"""

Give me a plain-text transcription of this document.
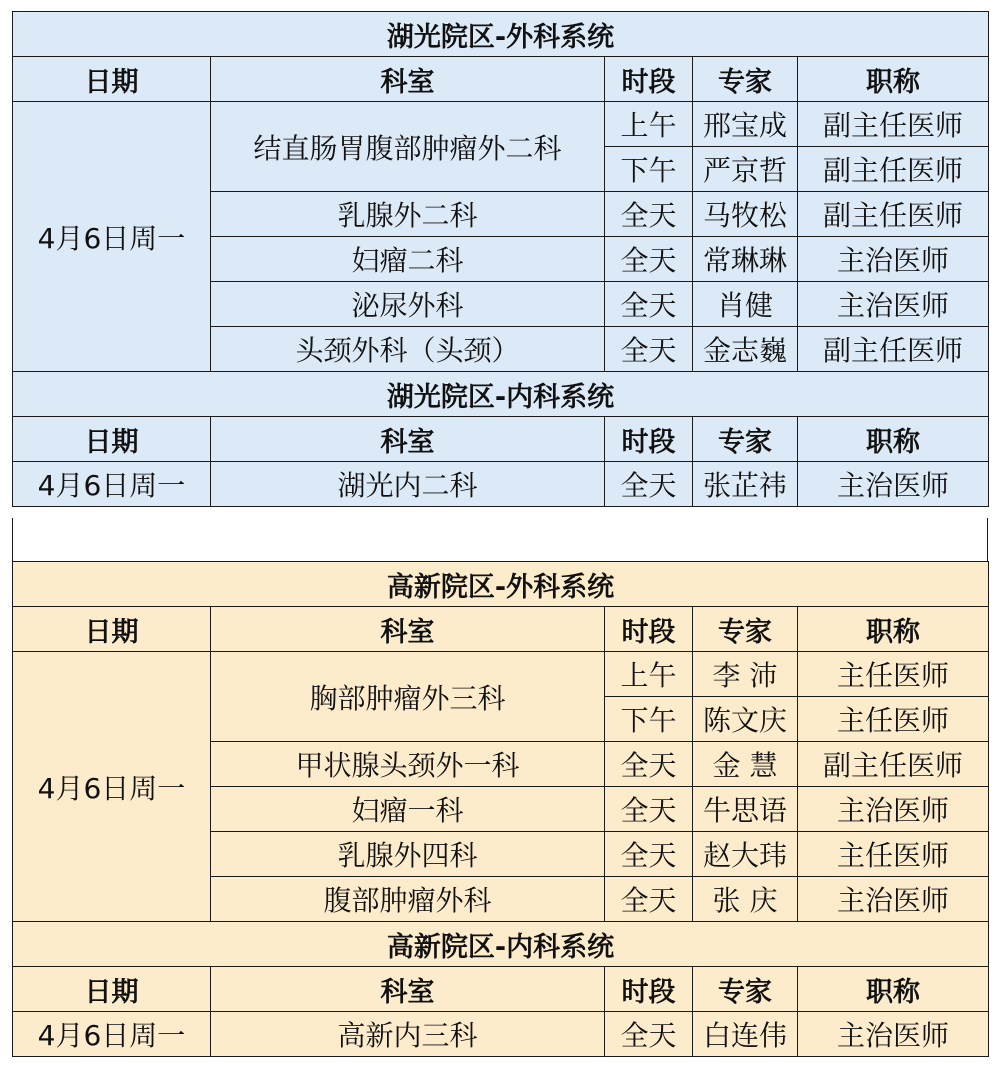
湖光院区-外科系统				
日期	科室	时段	专家	职称
4月6日周一	结直肠胃腹部肿瘤外二科	上午	邢宝成	副主任医师
		下午	严京哲	副主任医师
	乳腺外二科	全天	马牧松	副主任医师
	妇瘤二科	全天	常琳琳	主治医师
	泌尿外科	全天	肖健	主治医师
	头颈外科（头颈）	全天	金志巍	副主任医师
湖光院区-内科系统				
日期	科室	时段	专家	职称
4月6日周一	湖光内二科	全天	张芷祎	主治医师
高新院区-外科系统				
日期	科室	时段	专家	职称
4月6日周一	胸部肿瘤外三科	上午	李 沛	主任医师
		下午	陈文庆	主任医师
	甲状腺头颈外一科	全天	金 慧	副主任医师
	妇瘤一科	全天	牛思语	主治医师
	乳腺外四科	全天	赵大玮	主任医师
	腹部肿瘤外科	全天	张 庆	主治医师
高新院区-内科系统				
日期	科室	时段	专家	职称
4月6日周一	高新内三科	全天	白连伟	主治医师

"""

[Problem to solve]
The listing above needs to be output again exactly. Don't include the pictures.

[Solved problem]
Give me a plain-text transcription of this document.
湖光院区-外科系统				
日期	科室	时段	专家	职称
4月6日周一	结直肠胃腹部肿瘤外二科	上午	邢宝成	副主任医师
		下午	严京哲	副主任医师
	乳腺外二科	全天	马牧松	副主任医师
	妇瘤二科	全天	常琳琳	主治医师
	泌尿外科	全天	肖健	主治医师
	头颈外科（头颈）	全天	金志巍	副主任医师
湖光院区-内科系统				
日期	科室	时段	专家	职称
4月6日周一	湖光内二科	全天	张芷祎	主治医师
高新院区-外科系统				
日期	科室	时段	专家	职称
4月6日周一	胸部肿瘤外三科	上午	李 沛	主任医师
		下午	陈文庆	主任医师
	甲状腺头颈外一科	全天	金 慧	副主任医师
	妇瘤一科	全天	牛思语	主治医师
	乳腺外四科	全天	赵大玮	主任医师
	腹部肿瘤外科	全天	张 庆	主治医师
高新院区-内科系统				
日期	科室	时段	专家	职称
4月6日周一	高新内三科	全天	白连伟	主治医师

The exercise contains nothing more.